▶ _Stated problem_
Write out all of the records precisely. Skip anything that is a picture.

───── Data

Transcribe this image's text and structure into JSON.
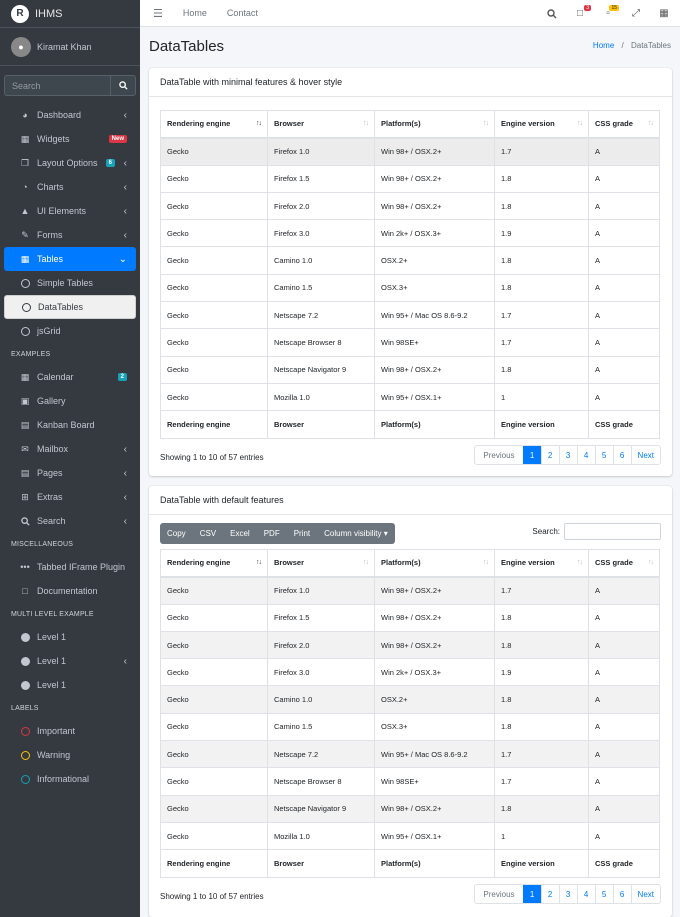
{
  "brand": {
    "name": "IHMS",
    "logo_letter": "R"
  },
  "user": {
    "name": "Kiramat Khan"
  },
  "sidebar_search": {
    "placeholder": "Search"
  },
  "nav": {
    "dashboard": "Dashboard",
    "widgets": "Widgets",
    "widgets_badge": "New",
    "layout": "Layout Options",
    "layout_badge": "6",
    "charts": "Charts",
    "ui": "UI Elements",
    "forms": "Forms",
    "tables": "Tables",
    "simple_tables": "Simple Tables",
    "datatables": "DataTables",
    "jsgrid": "jsGrid",
    "examples_header": "EXAMPLES",
    "calendar": "Calendar",
    "calendar_badge": "2",
    "gallery": "Gallery",
    "kanban": "Kanban Board",
    "mailbox": "Mailbox",
    "pages": "Pages",
    "extras": "Extras",
    "search": "Search",
    "misc_header": "MISCELLANEOUS",
    "tabbed": "Tabbed IFrame Plugin",
    "documentation": "Documentation",
    "multi_header": "MULTI LEVEL EXAMPLE",
    "level1a": "Level 1",
    "level1b": "Level 1",
    "level1c": "Level 1",
    "labels_header": "LABELS",
    "important": "Important",
    "warning": "Warning",
    "informational": "Informational"
  },
  "topbar": {
    "home": "Home",
    "contact": "Contact",
    "messages_badge": "3",
    "notifications_badge": "15"
  },
  "page": {
    "title": "DataTables",
    "crumb_home": "Home",
    "crumb_sep": "/",
    "crumb_current": "DataTables"
  },
  "card1": {
    "title": "DataTable with minimal features & hover style",
    "info": "Showing 1 to 10 of 57 entries"
  },
  "card2": {
    "title": "DataTable with default features",
    "info": "Showing 1 to 10 of 57 entries",
    "search_label": "Search:",
    "buttons": [
      "Copy",
      "CSV",
      "Excel",
      "PDF",
      "Print",
      "Column visibility ▾"
    ]
  },
  "columns": [
    "Rendering engine",
    "Browser",
    "Platform(s)",
    "Engine version",
    "CSS grade"
  ],
  "rows": [
    [
      "Gecko",
      "Firefox 1.0",
      "Win 98+ / OSX.2+",
      "1.7",
      "A"
    ],
    [
      "Gecko",
      "Firefox 1.5",
      "Win 98+ / OSX.2+",
      "1.8",
      "A"
    ],
    [
      "Gecko",
      "Firefox 2.0",
      "Win 98+ / OSX.2+",
      "1.8",
      "A"
    ],
    [
      "Gecko",
      "Firefox 3.0",
      "Win 2k+ / OSX.3+",
      "1.9",
      "A"
    ],
    [
      "Gecko",
      "Camino 1.0",
      "OSX.2+",
      "1.8",
      "A"
    ],
    [
      "Gecko",
      "Camino 1.5",
      "OSX.3+",
      "1.8",
      "A"
    ],
    [
      "Gecko",
      "Netscape 7.2",
      "Win 95+ / Mac OS 8.6-9.2",
      "1.7",
      "A"
    ],
    [
      "Gecko",
      "Netscape Browser 8",
      "Win 98SE+",
      "1.7",
      "A"
    ],
    [
      "Gecko",
      "Netscape Navigator 9",
      "Win 98+ / OSX.2+",
      "1.8",
      "A"
    ],
    [
      "Gecko",
      "Mozilla 1.0",
      "Win 95+ / OSX.1+",
      "1",
      "A"
    ]
  ],
  "pager": [
    "Previous",
    "1",
    "2",
    "3",
    "4",
    "5",
    "6",
    "Next"
  ],
  "colors": {
    "primary": "#007bff",
    "sidebar": "#343a40",
    "important": "#dc3545",
    "warning": "#ffc107",
    "info": "#17a2b8"
  }
}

──────────

▶ _Solution to this problem_
Transcribe this image's text and structure into JSON.
{
  "brand": {
    "name": "IHMS",
    "logo_letter": "R"
  },
  "user": {
    "name": "Kiramat Khan"
  },
  "sidebar_search": {
    "placeholder": "Search"
  },
  "nav": {
    "dashboard": "Dashboard",
    "widgets": "Widgets",
    "widgets_badge": "New",
    "layout": "Layout Options",
    "layout_badge": "6",
    "charts": "Charts",
    "ui": "UI Elements",
    "forms": "Forms",
    "tables": "Tables",
    "simple_tables": "Simple Tables",
    "datatables": "DataTables",
    "jsgrid": "jsGrid",
    "examples_header": "EXAMPLES",
    "calendar": "Calendar",
    "calendar_badge": "2",
    "gallery": "Gallery",
    "kanban": "Kanban Board",
    "mailbox": "Mailbox",
    "pages": "Pages",
    "extras": "Extras",
    "search": "Search",
    "misc_header": "MISCELLANEOUS",
    "tabbed": "Tabbed IFrame Plugin",
    "documentation": "Documentation",
    "multi_header": "MULTI LEVEL EXAMPLE",
    "level1a": "Level 1",
    "level1b": "Level 1",
    "level1c": "Level 1",
    "labels_header": "LABELS",
    "important": "Important",
    "warning": "Warning",
    "informational": "Informational"
  },
  "topbar": {
    "home": "Home",
    "contact": "Contact",
    "messages_badge": "3",
    "notifications_badge": "15"
  },
  "page": {
    "title": "DataTables",
    "crumb_home": "Home",
    "crumb_sep": "/",
    "crumb_current": "DataTables"
  },
  "card1": {
    "title": "DataTable with minimal features & hover style",
    "info": "Showing 1 to 10 of 57 entries"
  },
  "card2": {
    "title": "DataTable with default features",
    "info": "Showing 1 to 10 of 57 entries",
    "search_label": "Search:",
    "buttons": [
      "Copy",
      "CSV",
      "Excel",
      "PDF",
      "Print",
      "Column visibility ▾"
    ]
  },
  "columns": [
    "Rendering engine",
    "Browser",
    "Platform(s)",
    "Engine version",
    "CSS grade"
  ],
  "rows": [
    [
      "Gecko",
      "Firefox 1.0",
      "Win 98+ / OSX.2+",
      "1.7",
      "A"
    ],
    [
      "Gecko",
      "Firefox 1.5",
      "Win 98+ / OSX.2+",
      "1.8",
      "A"
    ],
    [
      "Gecko",
      "Firefox 2.0",
      "Win 98+ / OSX.2+",
      "1.8",
      "A"
    ],
    [
      "Gecko",
      "Firefox 3.0",
      "Win 2k+ / OSX.3+",
      "1.9",
      "A"
    ],
    [
      "Gecko",
      "Camino 1.0",
      "OSX.2+",
      "1.8",
      "A"
    ],
    [
      "Gecko",
      "Camino 1.5",
      "OSX.3+",
      "1.8",
      "A"
    ],
    [
      "Gecko",
      "Netscape 7.2",
      "Win 95+ / Mac OS 8.6-9.2",
      "1.7",
      "A"
    ],
    [
      "Gecko",
      "Netscape Browser 8",
      "Win 98SE+",
      "1.7",
      "A"
    ],
    [
      "Gecko",
      "Netscape Navigator 9",
      "Win 98+ / OSX.2+",
      "1.8",
      "A"
    ],
    [
      "Gecko",
      "Mozilla 1.0",
      "Win 95+ / OSX.1+",
      "1",
      "A"
    ]
  ],
  "pager": [
    "Previous",
    "1",
    "2",
    "3",
    "4",
    "5",
    "6",
    "Next"
  ],
  "colors": {
    "primary": "#007bff",
    "sidebar": "#343a40",
    "important": "#dc3545",
    "warning": "#ffc107",
    "info": "#17a2b8"
  }
}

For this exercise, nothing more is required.